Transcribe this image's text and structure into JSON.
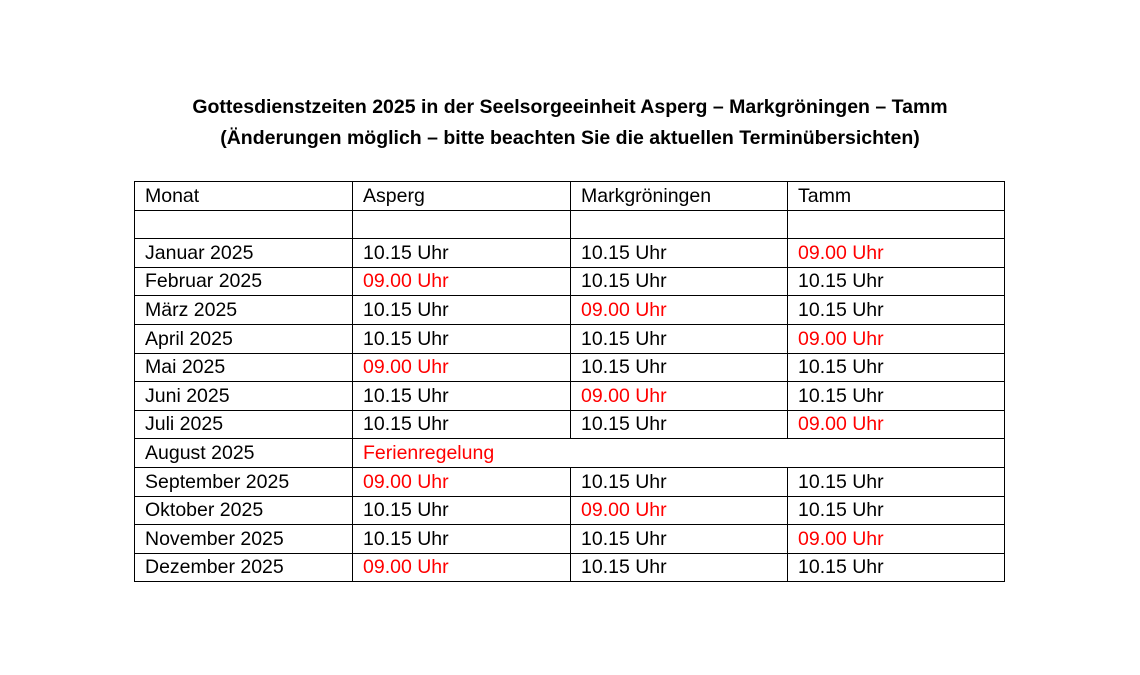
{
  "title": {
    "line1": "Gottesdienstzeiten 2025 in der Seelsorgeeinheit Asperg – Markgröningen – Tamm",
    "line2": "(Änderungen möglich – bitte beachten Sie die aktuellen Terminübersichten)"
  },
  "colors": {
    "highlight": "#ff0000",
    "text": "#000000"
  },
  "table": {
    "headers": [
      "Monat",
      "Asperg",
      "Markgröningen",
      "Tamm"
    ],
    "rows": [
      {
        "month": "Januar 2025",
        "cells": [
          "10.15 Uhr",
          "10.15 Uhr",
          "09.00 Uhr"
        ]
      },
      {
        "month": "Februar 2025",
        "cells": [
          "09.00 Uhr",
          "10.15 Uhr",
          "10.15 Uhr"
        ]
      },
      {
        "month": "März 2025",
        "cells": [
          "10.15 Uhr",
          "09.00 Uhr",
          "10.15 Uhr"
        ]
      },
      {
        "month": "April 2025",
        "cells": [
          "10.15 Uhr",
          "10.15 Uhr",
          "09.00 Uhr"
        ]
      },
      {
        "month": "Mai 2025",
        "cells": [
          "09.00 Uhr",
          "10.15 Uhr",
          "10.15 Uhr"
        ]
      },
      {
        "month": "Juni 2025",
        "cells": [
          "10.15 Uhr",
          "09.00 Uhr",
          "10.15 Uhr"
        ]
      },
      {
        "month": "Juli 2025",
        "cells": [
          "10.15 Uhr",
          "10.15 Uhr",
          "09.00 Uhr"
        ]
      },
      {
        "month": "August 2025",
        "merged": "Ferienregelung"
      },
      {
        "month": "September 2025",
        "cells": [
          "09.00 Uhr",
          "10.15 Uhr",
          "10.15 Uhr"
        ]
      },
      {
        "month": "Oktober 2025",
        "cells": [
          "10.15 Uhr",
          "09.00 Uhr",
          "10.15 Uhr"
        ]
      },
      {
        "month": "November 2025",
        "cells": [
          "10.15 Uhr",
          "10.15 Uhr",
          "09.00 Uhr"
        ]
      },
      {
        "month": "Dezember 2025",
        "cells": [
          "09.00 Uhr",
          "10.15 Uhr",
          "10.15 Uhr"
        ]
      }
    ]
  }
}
──────────
Request -> Drop the images and repeat the data exactly.

Solution to this exercise ->
Transcribe this image's text and structure into JSON.
{
  "title": {
    "line1": "Gottesdienstzeiten 2025 in der Seelsorgeeinheit Asperg – Markgröningen – Tamm",
    "line2": "(Änderungen möglich – bitte beachten Sie die aktuellen Terminübersichten)"
  },
  "colors": {
    "highlight": "#ff0000",
    "text": "#000000"
  },
  "table": {
    "headers": [
      "Monat",
      "Asperg",
      "Markgröningen",
      "Tamm"
    ],
    "rows": [
      {
        "month": "Januar 2025",
        "cells": [
          "10.15 Uhr",
          "10.15 Uhr",
          "09.00 Uhr"
        ]
      },
      {
        "month": "Februar 2025",
        "cells": [
          "09.00 Uhr",
          "10.15 Uhr",
          "10.15 Uhr"
        ]
      },
      {
        "month": "März 2025",
        "cells": [
          "10.15 Uhr",
          "09.00 Uhr",
          "10.15 Uhr"
        ]
      },
      {
        "month": "April 2025",
        "cells": [
          "10.15 Uhr",
          "10.15 Uhr",
          "09.00 Uhr"
        ]
      },
      {
        "month": "Mai 2025",
        "cells": [
          "09.00 Uhr",
          "10.15 Uhr",
          "10.15 Uhr"
        ]
      },
      {
        "month": "Juni 2025",
        "cells": [
          "10.15 Uhr",
          "09.00 Uhr",
          "10.15 Uhr"
        ]
      },
      {
        "month": "Juli 2025",
        "cells": [
          "10.15 Uhr",
          "10.15 Uhr",
          "09.00 Uhr"
        ]
      },
      {
        "month": "August 2025",
        "merged": "Ferienregelung"
      },
      {
        "month": "September 2025",
        "cells": [
          "09.00 Uhr",
          "10.15 Uhr",
          "10.15 Uhr"
        ]
      },
      {
        "month": "Oktober 2025",
        "cells": [
          "10.15 Uhr",
          "09.00 Uhr",
          "10.15 Uhr"
        ]
      },
      {
        "month": "November 2025",
        "cells": [
          "10.15 Uhr",
          "10.15 Uhr",
          "09.00 Uhr"
        ]
      },
      {
        "month": "Dezember 2025",
        "cells": [
          "09.00 Uhr",
          "10.15 Uhr",
          "10.15 Uhr"
        ]
      }
    ]
  }
}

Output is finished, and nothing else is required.